■ **Task description**: Among the lines below, list those containing the string "зеленой".

■ **Listed entries**:
....................
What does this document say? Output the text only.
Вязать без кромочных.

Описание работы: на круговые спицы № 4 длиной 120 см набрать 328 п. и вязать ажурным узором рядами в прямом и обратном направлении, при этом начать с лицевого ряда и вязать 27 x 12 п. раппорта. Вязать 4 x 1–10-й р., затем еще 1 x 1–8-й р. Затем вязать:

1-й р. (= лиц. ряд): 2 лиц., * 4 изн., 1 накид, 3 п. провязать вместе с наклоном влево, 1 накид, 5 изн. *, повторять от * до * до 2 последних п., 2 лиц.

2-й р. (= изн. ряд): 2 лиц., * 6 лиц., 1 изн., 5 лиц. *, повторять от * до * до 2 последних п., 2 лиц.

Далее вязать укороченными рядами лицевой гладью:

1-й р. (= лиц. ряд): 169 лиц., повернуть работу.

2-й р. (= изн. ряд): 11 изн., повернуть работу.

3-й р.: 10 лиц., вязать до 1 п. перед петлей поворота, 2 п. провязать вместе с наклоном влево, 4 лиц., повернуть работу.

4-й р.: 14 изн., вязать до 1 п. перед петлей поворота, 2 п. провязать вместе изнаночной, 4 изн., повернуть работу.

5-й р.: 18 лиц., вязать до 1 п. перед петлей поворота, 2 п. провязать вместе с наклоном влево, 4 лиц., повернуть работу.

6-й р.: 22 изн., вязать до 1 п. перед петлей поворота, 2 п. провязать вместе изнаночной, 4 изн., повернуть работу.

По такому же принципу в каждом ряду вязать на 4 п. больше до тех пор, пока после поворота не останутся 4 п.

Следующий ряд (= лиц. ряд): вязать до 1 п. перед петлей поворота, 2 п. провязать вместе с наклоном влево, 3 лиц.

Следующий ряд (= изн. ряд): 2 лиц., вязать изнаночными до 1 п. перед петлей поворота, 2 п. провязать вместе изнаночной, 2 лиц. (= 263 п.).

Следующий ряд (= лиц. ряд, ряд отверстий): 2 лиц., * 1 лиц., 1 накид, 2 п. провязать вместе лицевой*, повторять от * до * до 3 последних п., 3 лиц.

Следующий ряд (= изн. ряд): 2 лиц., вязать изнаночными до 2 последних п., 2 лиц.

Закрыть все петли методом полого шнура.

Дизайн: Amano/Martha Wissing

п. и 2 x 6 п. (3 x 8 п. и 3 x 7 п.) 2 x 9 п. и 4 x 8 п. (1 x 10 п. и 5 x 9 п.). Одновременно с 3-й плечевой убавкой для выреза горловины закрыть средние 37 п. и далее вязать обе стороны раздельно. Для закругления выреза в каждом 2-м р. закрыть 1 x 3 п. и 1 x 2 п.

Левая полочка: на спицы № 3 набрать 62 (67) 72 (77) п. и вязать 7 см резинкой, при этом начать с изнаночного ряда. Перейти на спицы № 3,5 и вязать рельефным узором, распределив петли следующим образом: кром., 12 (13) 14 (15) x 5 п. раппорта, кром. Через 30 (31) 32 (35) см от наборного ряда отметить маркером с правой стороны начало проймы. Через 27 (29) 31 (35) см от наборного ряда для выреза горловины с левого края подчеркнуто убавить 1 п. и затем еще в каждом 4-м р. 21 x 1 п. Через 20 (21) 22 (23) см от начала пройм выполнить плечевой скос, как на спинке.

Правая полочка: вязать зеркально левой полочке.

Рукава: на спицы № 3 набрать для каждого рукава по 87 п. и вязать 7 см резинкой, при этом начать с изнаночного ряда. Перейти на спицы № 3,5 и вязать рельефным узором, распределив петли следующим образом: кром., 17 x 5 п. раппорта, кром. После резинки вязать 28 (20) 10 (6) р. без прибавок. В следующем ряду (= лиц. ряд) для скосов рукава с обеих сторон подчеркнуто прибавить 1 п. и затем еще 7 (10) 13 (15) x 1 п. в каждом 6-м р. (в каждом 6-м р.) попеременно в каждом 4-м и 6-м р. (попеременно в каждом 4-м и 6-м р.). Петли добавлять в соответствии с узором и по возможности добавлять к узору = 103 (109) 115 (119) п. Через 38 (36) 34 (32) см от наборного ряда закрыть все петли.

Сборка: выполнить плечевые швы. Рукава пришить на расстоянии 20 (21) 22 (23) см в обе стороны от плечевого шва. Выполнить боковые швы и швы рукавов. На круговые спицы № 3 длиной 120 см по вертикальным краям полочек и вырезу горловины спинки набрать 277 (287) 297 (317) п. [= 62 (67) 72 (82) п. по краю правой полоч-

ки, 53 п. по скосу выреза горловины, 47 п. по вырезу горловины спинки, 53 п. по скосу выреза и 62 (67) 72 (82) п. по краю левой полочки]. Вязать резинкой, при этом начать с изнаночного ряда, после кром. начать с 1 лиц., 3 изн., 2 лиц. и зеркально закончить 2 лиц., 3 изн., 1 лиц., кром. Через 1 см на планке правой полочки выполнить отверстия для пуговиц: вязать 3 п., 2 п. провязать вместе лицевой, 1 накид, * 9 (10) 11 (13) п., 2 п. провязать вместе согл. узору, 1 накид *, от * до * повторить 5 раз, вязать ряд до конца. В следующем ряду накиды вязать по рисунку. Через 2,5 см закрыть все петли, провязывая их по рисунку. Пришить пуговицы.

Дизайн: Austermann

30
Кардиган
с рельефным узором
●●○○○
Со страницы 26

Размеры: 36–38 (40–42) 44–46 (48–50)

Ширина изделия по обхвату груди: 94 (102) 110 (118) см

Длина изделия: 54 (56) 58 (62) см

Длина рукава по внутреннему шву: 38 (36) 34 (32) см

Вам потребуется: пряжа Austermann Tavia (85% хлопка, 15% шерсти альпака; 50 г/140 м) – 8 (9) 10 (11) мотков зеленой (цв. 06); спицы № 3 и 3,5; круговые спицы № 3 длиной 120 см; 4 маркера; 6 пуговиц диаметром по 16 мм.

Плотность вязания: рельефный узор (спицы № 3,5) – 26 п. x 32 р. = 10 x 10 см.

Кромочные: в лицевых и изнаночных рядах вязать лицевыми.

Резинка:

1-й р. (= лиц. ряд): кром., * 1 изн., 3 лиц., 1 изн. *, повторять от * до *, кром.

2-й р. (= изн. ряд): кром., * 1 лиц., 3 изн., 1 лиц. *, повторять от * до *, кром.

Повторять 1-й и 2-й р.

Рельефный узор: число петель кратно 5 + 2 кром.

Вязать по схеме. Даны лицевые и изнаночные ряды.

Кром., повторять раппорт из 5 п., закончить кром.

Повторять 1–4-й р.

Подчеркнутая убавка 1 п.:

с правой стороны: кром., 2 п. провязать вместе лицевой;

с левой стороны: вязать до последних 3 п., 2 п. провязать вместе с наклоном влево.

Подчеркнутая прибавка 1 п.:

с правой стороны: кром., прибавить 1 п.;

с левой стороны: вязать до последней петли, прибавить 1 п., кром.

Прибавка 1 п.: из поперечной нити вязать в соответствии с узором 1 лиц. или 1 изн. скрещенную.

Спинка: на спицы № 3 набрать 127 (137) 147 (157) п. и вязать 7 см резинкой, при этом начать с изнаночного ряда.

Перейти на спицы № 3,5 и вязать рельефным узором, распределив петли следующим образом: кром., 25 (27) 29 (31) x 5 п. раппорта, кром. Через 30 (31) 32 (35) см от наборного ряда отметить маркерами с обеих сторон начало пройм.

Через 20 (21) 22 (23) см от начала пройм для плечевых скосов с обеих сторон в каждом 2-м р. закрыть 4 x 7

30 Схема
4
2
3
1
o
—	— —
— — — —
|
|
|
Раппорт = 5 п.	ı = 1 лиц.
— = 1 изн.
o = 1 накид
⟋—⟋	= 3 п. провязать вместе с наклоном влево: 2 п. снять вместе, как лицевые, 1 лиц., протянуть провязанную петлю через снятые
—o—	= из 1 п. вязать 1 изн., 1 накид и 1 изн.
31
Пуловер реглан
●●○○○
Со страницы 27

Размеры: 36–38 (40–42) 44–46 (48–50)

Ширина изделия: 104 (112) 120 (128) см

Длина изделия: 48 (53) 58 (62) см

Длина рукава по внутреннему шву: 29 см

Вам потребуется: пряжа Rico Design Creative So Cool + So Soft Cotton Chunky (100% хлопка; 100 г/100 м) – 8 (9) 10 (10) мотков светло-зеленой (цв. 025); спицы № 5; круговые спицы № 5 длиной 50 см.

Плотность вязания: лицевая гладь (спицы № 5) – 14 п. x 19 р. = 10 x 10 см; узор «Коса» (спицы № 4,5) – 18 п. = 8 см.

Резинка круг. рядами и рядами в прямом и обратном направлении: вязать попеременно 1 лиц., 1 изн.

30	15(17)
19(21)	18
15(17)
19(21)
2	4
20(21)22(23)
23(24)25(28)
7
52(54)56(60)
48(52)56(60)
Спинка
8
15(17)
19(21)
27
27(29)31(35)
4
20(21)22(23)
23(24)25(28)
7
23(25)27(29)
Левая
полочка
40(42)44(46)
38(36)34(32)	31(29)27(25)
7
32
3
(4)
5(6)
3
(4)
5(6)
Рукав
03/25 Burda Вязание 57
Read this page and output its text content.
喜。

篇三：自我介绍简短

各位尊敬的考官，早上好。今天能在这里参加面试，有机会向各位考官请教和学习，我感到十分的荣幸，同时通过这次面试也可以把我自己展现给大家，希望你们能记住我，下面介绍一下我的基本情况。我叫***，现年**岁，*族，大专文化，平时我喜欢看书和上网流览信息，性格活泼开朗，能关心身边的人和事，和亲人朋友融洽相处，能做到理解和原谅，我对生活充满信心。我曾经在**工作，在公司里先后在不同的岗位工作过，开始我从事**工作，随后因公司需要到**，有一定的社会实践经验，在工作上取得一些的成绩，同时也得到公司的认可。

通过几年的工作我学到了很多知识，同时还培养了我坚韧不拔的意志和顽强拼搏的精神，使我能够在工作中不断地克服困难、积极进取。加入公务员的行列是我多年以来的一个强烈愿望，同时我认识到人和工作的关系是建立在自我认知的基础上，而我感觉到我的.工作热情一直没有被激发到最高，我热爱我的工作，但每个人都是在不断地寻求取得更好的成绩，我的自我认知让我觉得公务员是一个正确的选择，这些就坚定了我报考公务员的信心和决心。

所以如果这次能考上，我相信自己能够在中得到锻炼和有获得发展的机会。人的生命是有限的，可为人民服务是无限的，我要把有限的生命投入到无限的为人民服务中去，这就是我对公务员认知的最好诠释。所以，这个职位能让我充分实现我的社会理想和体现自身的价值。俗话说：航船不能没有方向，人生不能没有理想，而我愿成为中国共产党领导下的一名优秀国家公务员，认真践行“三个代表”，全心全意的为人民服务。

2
....................
■ **Result of the exercise**:
Вам потребуется: пряжа Austermann Tavia (85% хлопка, 15% шерсти альпака; 50 г/140 м) – 8 (9) 10 (11) мотков зеленой (цв. 06); спицы № 3 и 3,5; круговые спицы № 3 длиной 120 см; 4 маркера; 6 пуговиц диаметром по 16 мм.
Вам потребуется: пряжа Rico Design Creative So Cool + So Soft Cotton Chunky (100% хлопка; 100 г/100 м) – 8 (9) 10 (10) мотков светло-зеленой (цв. 025); спицы № 5; круговые спицы № 5 длиной 50 см.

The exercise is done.